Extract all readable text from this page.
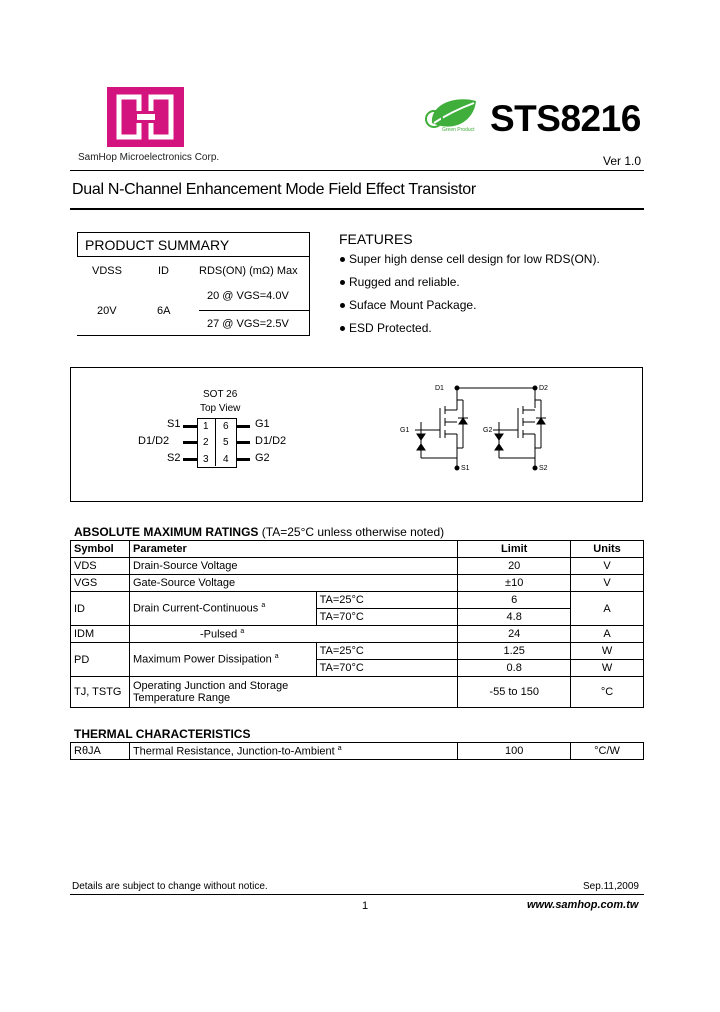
SamHop Microelectronics Corp.
Green Product STS8216
Ver 1.0
Dual N-Channel Enhancement Mode Field Effect Transistor
PRODUCT SUMMARY
VDSS	ID	RDS(ON) (mΩ) Max
20V	6A
20 @ VGS=4.0V
27 @ VGS=2.5V
FEATURES
Super high dense cell design for low RDS(ON).
Rugged and reliable.
Suface Mount Package.
ESD Protected.
SOT 26
Top View
S1
D1/D2
S2
1
2
3
6
5
4
G1
D1/D2
G2
D1	D2
G1	G2
S1	S2
ABSOLUTE MAXIMUM RATINGS (TA=25°C unless otherwise noted)
Symbol	Parameter		Limit	Units
VDS	Drain-Source Voltage		20	V
VGS	Gate-Source Voltage		±10	V
ID	Drain Current-Continuous $^a$	TA=25°C	6	A
		TA=70°C	4.8	
IDM	-Pulsed $^a$		24	A
PD	Maximum Power Dissipation $^a$	TA=25°C	1.25	W
		TA=70°C	0.8	W
TJ, TSTG	Operating Junction and Storage
Temperature Range		-55 to 150	°C
THERMAL CHARACTERISTICS
RθJA	Thermal Resistance, Junction-to-Ambient $^a$	100	°C/W
Details are subject to change without notice.	Sep.11,2009
1	www.samhop.com.tw
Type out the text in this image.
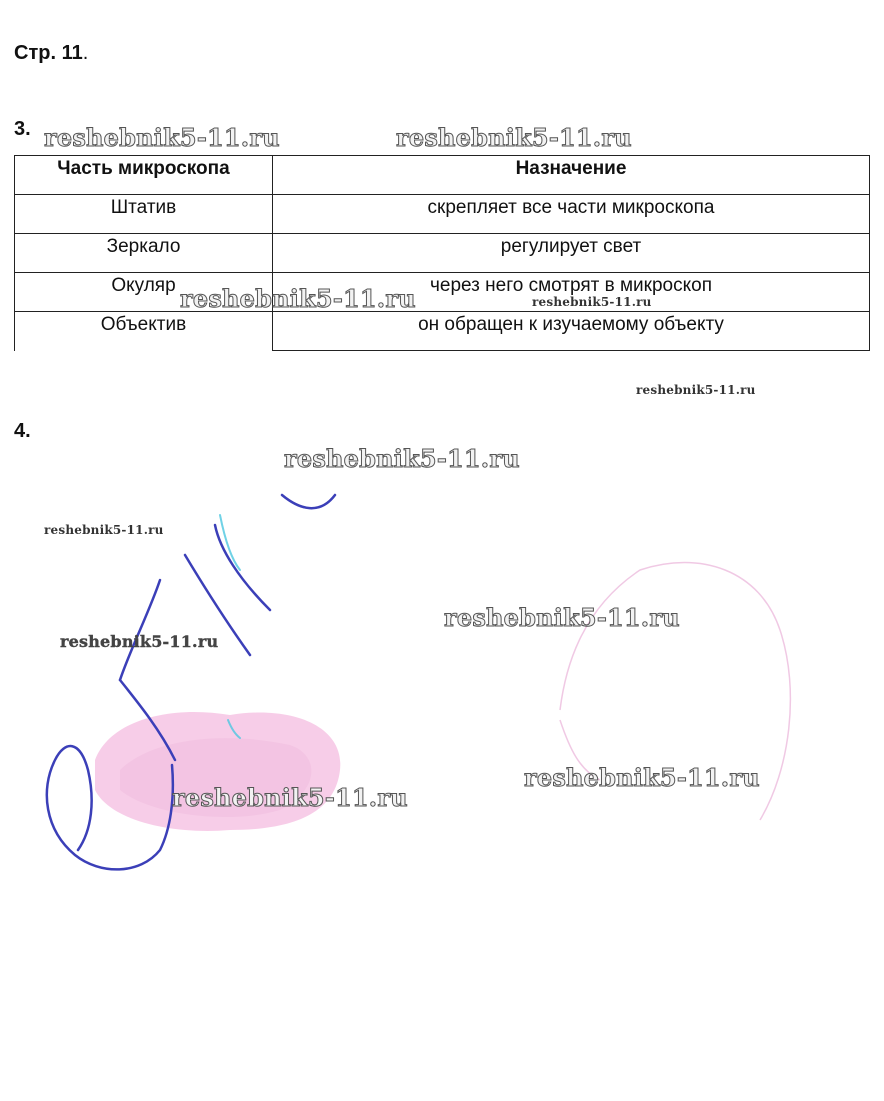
Стр. 11.
3.
Часть микроскопа	Назначение
Штатив	скрепляет все части микроскопа
Зеркало	регулирует свет
Окуляр	через него смотрят в микроскоп
Объектив	он обращен к изучаемому объекту
4.
reshebnik5-11.ru	reshebnik5-11.ru
reshebnik5-11.ru	reshebnik5-11.ru
reshebnik5-11.ru
reshebnik5-11.ru
reshebnik5-11.ru
reshebnik5-11.ru
reshebnik5-11.ru
reshebnik5-11.ru
reshebnik5-11.ru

== == ==

## Problem
Omit pictures; set down the rest of the material word for word.

## Completed exercise
Extract all readable text from this page.
SamHop Microelectronics Corp.
Green Product STS8216
Ver 1.0
Dual N-Channel Enhancement Mode Field Effect Transistor
PRODUCT SUMMARY
VDSS	ID	RDS(ON) (mΩ) Max
20V	6A
20 @ VGS=4.0V
27 @ VGS=2.5V
FEATURES
Super high dense cell design for low RDS(ON).
Rugged and reliable.
Suface Mount Package.
ESD Protected.
SOT 26
Top View
S1
D1/D2
S2
1
2
3
6
5
4
G1
D1/D2
G2
D1	D2
G1	G2
S1	S2
ABSOLUTE MAXIMUM RATINGS (TA=25°C unless otherwise noted)
Symbol	Parameter		Limit	Units
VDS	Drain-Source Voltage		20	V
VGS	Gate-Source Voltage		±10	V
ID	Drain Current-Continuous $^a$	TA=25°C	6	A
		TA=70°C	4.8	
IDM	-Pulsed $^a$		24	A
PD	Maximum Power Dissipation $^a$	TA=25°C	1.25	W
		TA=70°C	0.8	W
TJ, TSTG	Operating Junction and Storage
Temperature Range		-55 to 150	°C
THERMAL CHARACTERISTICS
RθJA	Thermal Resistance, Junction-to-Ambient $^a$	100	°C/W
Details are subject to change without notice.	Sep.11,2009
1	www.samhop.com.tw
Type out the text in this image.
Стр. 11.
3.
Часть микроскопа	Назначение
Штатив	скрепляет все части микроскопа
Зеркало	регулирует свет
Окуляр	через него смотрят в микроскоп
Объектив	он обращен к изучаемому объекту
4.
reshebnik5-11.ru	reshebnik5-11.ru
reshebnik5-11.ru	reshebnik5-11.ru
reshebnik5-11.ru
reshebnik5-11.ru
reshebnik5-11.ru
reshebnik5-11.ru
reshebnik5-11.ru
reshebnik5-11.ru
reshebnik5-11.ru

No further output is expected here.